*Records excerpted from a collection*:

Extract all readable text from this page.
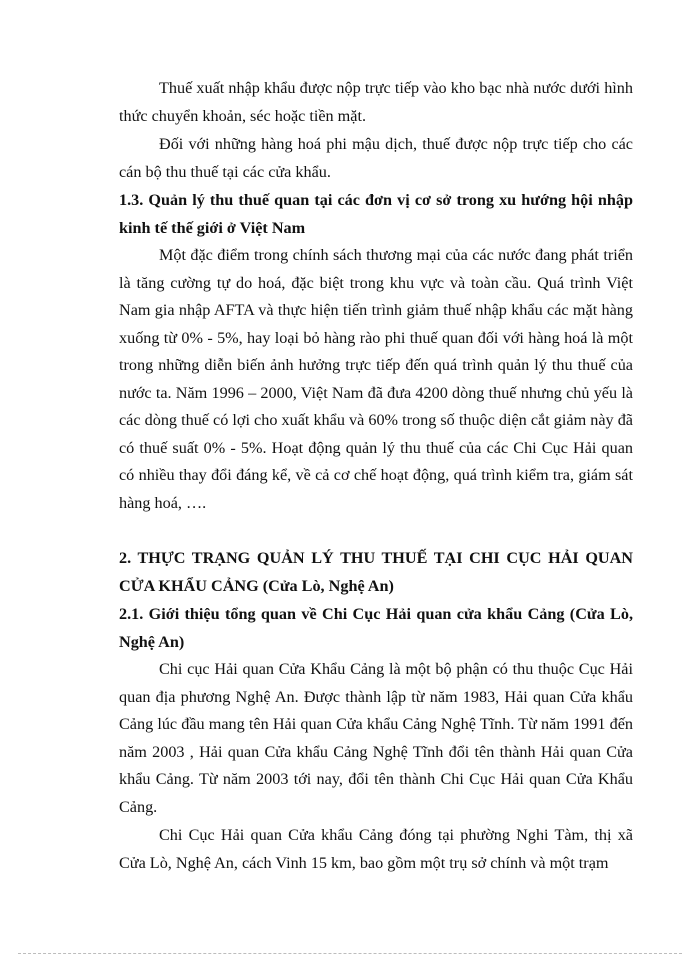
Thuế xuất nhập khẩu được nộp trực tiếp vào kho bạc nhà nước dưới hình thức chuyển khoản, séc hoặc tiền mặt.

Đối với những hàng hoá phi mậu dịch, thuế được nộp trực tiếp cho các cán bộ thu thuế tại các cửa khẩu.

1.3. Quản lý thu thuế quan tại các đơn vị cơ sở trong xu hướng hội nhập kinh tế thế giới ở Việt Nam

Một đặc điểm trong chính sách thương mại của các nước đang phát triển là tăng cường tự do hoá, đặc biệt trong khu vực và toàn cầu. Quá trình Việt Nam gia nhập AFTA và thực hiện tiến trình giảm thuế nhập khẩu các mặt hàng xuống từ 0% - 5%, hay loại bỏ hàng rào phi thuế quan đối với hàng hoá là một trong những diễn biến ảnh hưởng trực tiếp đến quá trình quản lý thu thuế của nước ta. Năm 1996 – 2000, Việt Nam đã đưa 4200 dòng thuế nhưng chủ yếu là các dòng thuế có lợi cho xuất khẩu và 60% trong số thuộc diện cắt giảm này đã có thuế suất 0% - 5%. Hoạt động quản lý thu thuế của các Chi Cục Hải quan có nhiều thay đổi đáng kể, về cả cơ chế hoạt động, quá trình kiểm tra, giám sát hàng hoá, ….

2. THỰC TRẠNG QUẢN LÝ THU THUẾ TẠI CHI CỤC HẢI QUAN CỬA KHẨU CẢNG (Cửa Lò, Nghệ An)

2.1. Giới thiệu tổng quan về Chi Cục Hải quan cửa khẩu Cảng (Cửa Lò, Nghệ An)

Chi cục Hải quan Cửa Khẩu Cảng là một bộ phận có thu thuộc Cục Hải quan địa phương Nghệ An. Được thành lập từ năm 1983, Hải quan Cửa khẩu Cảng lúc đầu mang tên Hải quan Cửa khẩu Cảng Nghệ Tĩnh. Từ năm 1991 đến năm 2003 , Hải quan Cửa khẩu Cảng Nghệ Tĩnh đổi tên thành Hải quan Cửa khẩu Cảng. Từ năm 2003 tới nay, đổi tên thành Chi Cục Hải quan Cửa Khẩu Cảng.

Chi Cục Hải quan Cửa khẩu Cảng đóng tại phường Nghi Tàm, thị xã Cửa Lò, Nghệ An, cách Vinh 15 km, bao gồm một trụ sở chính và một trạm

...

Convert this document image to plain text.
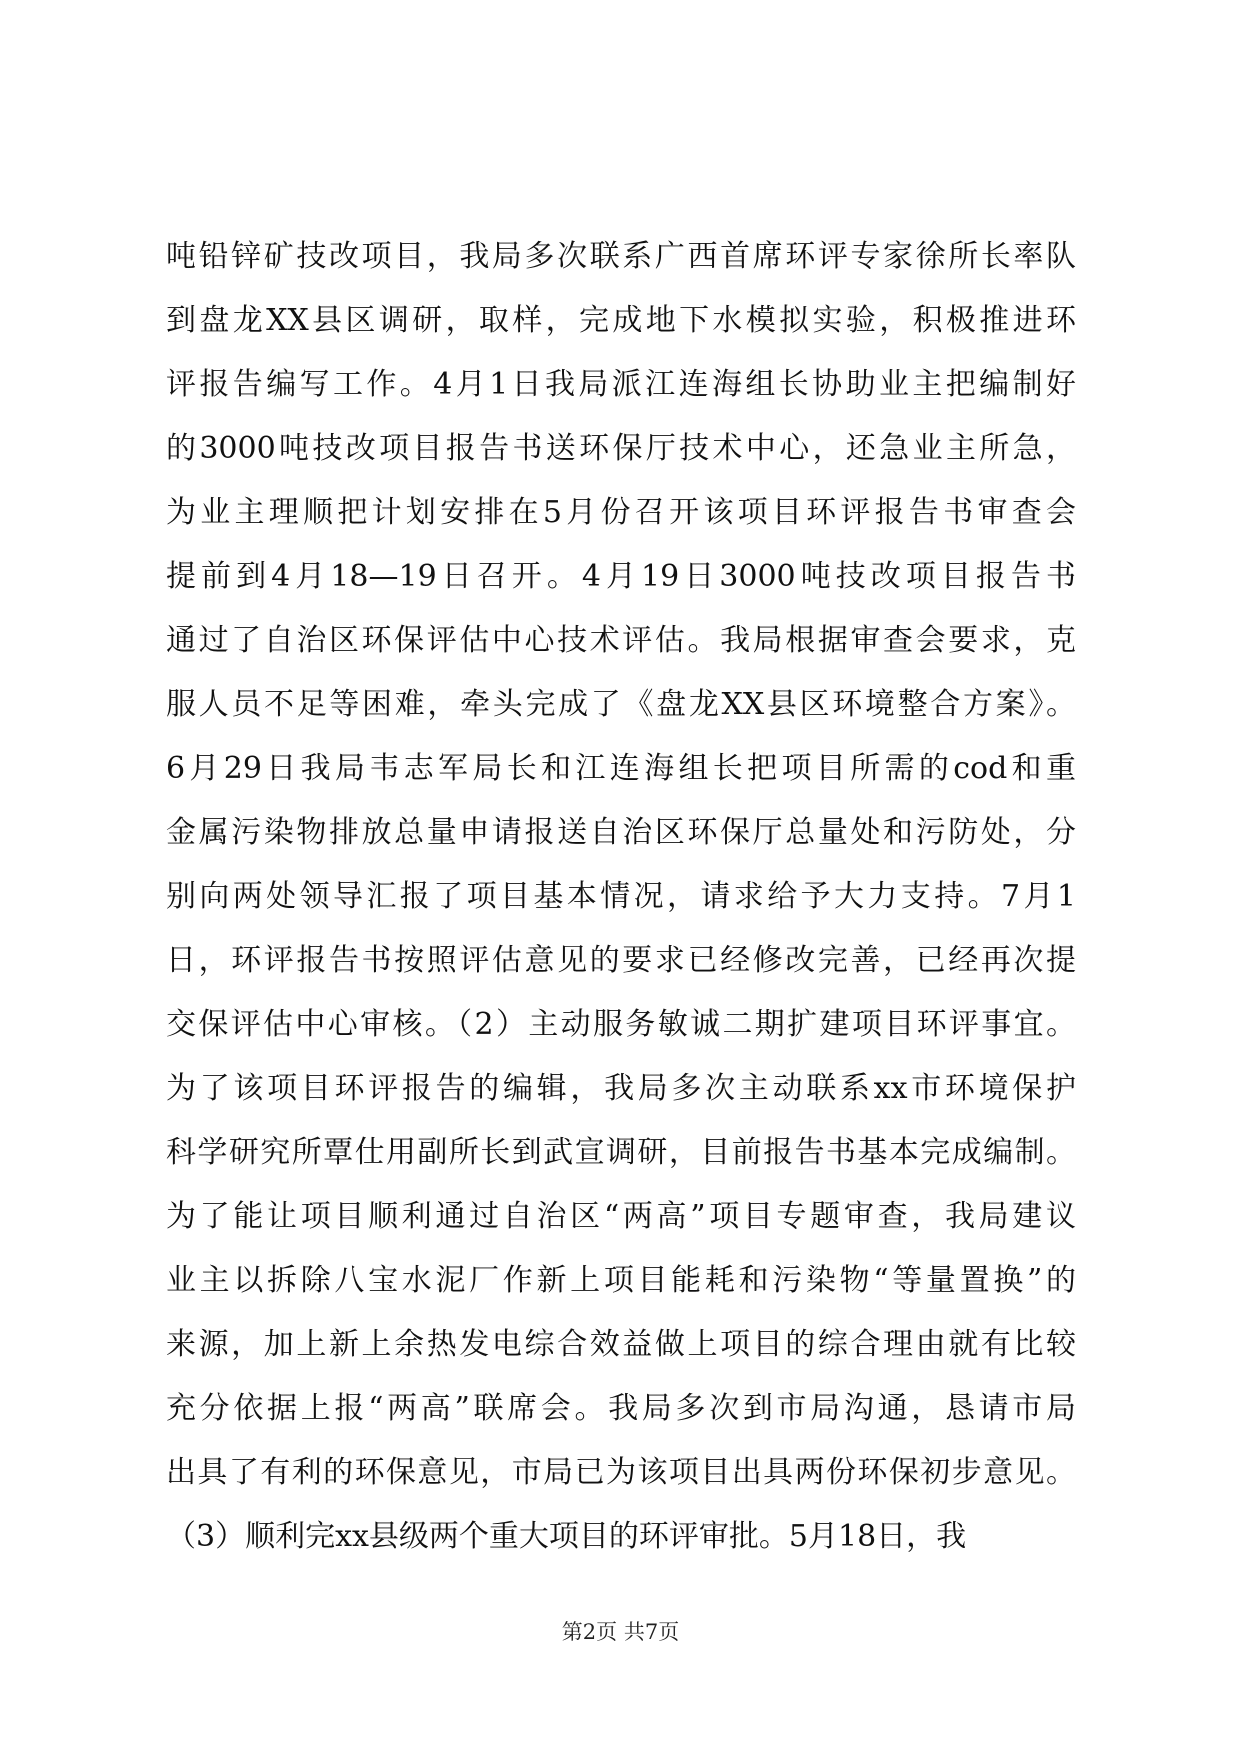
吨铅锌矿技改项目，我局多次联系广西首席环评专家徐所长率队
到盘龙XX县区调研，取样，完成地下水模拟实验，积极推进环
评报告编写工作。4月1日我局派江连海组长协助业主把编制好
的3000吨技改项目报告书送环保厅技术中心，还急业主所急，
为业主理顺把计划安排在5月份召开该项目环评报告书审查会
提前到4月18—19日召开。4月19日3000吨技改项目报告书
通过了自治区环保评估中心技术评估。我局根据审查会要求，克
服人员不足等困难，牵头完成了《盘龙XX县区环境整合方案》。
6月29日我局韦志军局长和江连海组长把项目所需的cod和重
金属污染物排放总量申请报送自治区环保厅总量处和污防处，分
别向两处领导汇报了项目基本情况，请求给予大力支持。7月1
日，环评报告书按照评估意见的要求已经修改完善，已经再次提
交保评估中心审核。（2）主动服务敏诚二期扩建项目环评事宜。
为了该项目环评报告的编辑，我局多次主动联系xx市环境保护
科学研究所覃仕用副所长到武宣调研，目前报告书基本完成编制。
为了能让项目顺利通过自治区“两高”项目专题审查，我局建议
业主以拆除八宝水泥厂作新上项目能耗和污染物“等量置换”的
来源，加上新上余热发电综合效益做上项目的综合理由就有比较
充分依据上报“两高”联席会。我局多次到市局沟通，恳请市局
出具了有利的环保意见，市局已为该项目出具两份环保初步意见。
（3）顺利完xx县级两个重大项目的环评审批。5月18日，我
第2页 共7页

*What is asked*: Go through the material above and copy each line that has the word "text".

*Solution to the problem*:
Extract all readable text from this page.
Convert this document image to plain text.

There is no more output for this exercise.